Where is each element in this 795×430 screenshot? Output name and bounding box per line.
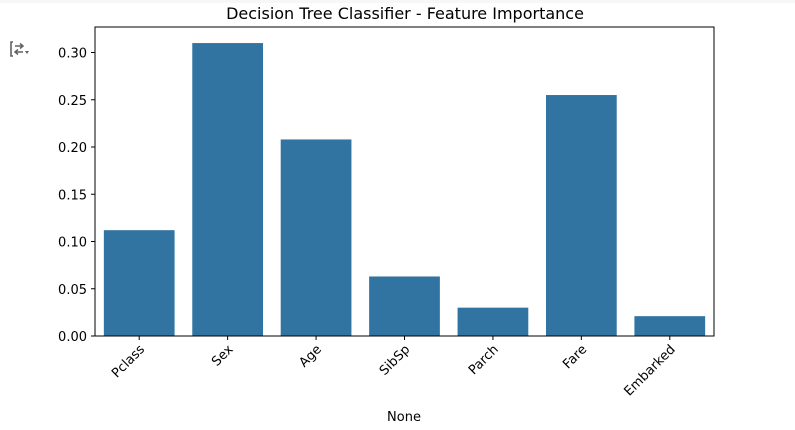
output-toggle-icon <box>10 41 29 57</box>
x-tick-label-age: Age <box>297 342 325 370</box>
bar-age <box>280 139 352 336</box>
x-axis-label: None <box>387 410 421 425</box>
bar-pclass <box>103 230 175 336</box>
x-tick-label-embarked: Embarked <box>622 342 679 399</box>
bar-fare <box>545 95 617 336</box>
y-tick-label: 0.00 <box>58 330 87 345</box>
x-tick-label-pclass: Pclass <box>109 342 148 381</box>
x-tick-label-sibsp: SibSp <box>377 342 414 379</box>
y-tick-label: 0.20 <box>58 141 87 156</box>
bar-sex <box>192 43 264 337</box>
y-tick-label: 0.30 <box>58 47 87 62</box>
bar-sibsp <box>369 276 440 336</box>
y-tick-label: 0.15 <box>58 188 87 203</box>
x-axis: Pclass Sex Age SibSp Parch Fare Embarked <box>109 336 679 399</box>
chart-title: Decision Tree Classifier - Feature Impor… <box>226 4 584 23</box>
x-tick-label-sex: Sex <box>209 342 237 370</box>
bars-group <box>103 43 706 337</box>
output-toggle-button[interactable] <box>8 38 30 60</box>
x-tick-label-parch: Parch <box>466 342 502 378</box>
y-tick-label: 0.05 <box>58 283 87 298</box>
cell-top-border <box>0 0 795 3</box>
bar-parch <box>457 307 529 336</box>
x-tick-label-fare: Fare <box>560 342 590 372</box>
y-axis: 0.00 0.05 0.10 0.15 0.20 0.25 0.30 <box>58 47 95 345</box>
y-tick-label: 0.25 <box>58 94 87 109</box>
plot-frame <box>94 26 715 337</box>
bar-embarked <box>634 316 706 336</box>
y-tick-label: 0.10 <box>58 236 87 251</box>
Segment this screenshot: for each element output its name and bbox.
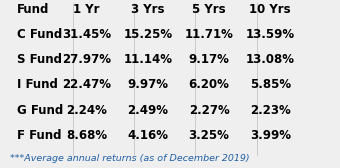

Written problem
List every line in the listing above that contains the word "each".

Exercise result
Where is each element in this 795×430 screenshot? Output name and bounding box per line.
Segment this screenshot: for each element output its name and bbox.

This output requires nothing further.